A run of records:
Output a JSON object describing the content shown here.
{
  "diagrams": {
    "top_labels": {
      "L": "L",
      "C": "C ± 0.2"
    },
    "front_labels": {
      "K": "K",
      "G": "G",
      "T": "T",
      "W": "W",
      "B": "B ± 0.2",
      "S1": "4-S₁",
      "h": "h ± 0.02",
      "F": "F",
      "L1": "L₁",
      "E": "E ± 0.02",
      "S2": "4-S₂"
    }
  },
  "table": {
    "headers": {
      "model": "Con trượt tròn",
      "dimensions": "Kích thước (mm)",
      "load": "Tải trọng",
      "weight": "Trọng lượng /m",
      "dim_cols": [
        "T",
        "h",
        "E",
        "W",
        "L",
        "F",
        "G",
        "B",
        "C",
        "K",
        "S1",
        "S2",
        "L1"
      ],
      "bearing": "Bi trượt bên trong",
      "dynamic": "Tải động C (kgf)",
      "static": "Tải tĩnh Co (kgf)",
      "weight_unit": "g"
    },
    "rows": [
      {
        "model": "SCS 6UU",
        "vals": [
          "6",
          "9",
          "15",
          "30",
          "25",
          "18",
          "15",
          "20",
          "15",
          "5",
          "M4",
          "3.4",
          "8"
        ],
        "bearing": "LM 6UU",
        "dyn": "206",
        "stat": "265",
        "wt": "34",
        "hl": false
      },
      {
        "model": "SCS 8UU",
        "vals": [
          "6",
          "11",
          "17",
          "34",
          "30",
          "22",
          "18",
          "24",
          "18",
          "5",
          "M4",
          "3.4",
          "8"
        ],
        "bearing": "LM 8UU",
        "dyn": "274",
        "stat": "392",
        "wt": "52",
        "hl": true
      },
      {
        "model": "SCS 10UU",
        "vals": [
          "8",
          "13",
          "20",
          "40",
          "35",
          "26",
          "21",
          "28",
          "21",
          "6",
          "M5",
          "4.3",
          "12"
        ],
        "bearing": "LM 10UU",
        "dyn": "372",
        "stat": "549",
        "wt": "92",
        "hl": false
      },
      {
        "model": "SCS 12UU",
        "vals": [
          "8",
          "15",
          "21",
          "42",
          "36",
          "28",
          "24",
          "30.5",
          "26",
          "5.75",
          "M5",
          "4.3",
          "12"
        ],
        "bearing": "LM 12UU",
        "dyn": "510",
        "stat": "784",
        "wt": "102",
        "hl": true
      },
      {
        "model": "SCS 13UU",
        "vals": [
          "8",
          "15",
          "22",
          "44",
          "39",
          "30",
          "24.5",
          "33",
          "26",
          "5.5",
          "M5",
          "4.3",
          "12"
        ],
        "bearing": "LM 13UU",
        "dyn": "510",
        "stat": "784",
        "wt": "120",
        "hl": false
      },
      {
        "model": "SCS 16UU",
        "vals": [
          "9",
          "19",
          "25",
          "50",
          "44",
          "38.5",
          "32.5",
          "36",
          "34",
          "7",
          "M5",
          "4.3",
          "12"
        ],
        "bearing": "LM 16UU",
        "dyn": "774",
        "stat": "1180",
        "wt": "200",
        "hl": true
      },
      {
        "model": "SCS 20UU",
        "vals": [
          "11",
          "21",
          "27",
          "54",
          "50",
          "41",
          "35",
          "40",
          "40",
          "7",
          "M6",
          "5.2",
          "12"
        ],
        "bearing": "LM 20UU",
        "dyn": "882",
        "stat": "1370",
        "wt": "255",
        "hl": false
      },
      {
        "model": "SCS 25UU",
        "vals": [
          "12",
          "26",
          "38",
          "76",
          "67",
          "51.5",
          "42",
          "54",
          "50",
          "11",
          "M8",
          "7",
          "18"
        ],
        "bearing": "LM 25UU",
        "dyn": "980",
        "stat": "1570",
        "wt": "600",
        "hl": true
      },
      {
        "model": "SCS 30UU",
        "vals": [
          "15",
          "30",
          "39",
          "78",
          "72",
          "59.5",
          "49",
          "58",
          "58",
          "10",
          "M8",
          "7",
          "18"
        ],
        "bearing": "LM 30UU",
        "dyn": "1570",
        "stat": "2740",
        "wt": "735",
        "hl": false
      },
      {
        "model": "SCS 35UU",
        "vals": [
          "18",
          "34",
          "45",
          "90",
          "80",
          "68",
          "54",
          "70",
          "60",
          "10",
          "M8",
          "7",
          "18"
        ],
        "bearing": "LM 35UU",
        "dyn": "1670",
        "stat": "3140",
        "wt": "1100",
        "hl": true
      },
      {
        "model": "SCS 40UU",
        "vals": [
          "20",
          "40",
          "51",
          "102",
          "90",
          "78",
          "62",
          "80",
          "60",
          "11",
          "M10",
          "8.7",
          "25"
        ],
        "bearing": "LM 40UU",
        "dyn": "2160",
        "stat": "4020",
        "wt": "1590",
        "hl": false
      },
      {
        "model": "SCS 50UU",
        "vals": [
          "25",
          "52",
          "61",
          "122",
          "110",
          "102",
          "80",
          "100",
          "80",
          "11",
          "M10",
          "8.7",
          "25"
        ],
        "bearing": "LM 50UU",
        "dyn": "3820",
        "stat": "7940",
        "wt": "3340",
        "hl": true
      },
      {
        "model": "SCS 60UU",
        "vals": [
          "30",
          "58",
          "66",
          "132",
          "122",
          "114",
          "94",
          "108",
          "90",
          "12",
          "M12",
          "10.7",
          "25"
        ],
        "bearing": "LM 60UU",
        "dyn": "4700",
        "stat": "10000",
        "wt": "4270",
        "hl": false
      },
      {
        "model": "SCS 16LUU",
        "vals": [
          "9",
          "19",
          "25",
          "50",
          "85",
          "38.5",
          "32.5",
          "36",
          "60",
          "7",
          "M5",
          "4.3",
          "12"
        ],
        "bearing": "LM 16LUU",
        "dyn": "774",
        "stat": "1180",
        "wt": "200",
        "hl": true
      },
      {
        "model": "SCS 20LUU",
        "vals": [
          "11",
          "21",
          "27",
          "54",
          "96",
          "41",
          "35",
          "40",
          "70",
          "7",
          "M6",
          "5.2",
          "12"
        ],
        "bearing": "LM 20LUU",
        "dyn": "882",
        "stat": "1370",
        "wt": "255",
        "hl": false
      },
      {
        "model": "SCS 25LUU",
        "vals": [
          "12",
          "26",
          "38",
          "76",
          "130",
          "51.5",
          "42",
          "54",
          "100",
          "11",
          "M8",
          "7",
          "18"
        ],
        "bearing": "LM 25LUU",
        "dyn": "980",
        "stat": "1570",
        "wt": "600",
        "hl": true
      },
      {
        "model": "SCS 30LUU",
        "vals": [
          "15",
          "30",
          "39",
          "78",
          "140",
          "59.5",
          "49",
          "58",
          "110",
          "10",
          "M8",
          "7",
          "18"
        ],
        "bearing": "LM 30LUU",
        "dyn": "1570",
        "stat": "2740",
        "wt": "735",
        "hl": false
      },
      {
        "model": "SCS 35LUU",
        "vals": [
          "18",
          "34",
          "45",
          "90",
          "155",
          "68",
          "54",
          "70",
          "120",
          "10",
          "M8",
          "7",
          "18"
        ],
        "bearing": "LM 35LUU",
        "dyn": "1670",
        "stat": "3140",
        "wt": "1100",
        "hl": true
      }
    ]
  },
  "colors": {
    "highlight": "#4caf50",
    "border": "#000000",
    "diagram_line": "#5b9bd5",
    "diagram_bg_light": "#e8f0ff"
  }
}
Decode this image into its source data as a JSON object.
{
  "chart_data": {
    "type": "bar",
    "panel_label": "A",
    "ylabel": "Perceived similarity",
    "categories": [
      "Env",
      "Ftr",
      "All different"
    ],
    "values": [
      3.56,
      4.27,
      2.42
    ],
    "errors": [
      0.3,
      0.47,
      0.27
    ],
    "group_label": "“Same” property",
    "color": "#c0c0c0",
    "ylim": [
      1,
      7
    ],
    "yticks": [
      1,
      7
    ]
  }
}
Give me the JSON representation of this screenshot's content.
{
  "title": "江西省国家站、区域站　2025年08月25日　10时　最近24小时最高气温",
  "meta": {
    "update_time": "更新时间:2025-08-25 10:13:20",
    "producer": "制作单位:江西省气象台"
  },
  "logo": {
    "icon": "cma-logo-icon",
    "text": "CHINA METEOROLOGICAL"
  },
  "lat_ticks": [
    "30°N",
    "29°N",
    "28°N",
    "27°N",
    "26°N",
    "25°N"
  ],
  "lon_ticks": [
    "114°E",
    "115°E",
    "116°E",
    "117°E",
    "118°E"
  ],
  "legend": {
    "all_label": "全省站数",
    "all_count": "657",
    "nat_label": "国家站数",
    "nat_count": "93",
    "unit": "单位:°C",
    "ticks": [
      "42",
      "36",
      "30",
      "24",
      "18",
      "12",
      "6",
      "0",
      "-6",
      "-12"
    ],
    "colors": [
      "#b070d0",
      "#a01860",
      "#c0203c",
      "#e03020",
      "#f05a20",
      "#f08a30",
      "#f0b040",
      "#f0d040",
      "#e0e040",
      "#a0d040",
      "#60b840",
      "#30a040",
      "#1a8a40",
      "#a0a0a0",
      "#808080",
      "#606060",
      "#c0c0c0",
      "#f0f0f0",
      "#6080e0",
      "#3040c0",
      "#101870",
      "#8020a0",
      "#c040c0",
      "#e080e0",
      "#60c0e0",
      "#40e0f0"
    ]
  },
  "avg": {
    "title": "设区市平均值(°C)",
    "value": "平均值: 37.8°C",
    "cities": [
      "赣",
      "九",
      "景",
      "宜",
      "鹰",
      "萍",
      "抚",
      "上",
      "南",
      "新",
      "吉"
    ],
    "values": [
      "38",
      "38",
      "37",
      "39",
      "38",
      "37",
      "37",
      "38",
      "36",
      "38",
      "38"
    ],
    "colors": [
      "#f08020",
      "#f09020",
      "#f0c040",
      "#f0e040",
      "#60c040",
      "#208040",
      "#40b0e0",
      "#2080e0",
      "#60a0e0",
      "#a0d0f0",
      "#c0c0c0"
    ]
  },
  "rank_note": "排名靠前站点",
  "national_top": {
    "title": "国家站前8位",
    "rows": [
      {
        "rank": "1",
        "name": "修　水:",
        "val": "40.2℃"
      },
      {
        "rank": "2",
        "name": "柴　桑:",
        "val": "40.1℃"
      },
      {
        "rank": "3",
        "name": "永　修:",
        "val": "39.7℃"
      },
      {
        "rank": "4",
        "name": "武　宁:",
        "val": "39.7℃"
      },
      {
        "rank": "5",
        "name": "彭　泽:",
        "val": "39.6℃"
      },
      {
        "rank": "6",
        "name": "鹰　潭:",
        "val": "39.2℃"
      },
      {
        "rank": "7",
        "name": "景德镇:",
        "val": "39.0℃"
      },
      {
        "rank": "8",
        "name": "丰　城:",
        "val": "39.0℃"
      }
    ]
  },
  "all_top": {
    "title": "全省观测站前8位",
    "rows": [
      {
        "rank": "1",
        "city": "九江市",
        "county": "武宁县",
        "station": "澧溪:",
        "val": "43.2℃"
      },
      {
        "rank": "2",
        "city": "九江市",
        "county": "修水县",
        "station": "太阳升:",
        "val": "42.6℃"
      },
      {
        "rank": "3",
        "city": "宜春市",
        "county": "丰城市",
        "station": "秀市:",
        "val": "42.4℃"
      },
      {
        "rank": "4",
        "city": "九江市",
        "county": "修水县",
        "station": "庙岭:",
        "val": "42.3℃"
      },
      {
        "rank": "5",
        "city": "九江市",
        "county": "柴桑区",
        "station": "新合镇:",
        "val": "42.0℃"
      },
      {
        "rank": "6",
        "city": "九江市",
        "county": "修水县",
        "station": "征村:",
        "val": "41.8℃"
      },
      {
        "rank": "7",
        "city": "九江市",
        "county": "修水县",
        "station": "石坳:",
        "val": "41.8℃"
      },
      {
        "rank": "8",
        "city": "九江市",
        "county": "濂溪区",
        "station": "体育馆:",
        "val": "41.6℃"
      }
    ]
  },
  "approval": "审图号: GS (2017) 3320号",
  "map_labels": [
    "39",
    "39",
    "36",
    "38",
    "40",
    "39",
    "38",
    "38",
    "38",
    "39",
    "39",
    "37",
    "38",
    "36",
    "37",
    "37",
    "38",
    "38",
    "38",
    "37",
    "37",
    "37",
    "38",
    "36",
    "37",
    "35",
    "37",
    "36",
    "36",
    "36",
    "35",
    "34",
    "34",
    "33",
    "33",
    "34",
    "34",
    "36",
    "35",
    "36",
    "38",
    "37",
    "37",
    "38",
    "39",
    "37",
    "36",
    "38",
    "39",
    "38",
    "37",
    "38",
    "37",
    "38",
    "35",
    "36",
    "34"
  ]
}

Stated exercise :: Exactly how many lines of the material contain the word "object"? Write the number alone.

Response to the task :: 2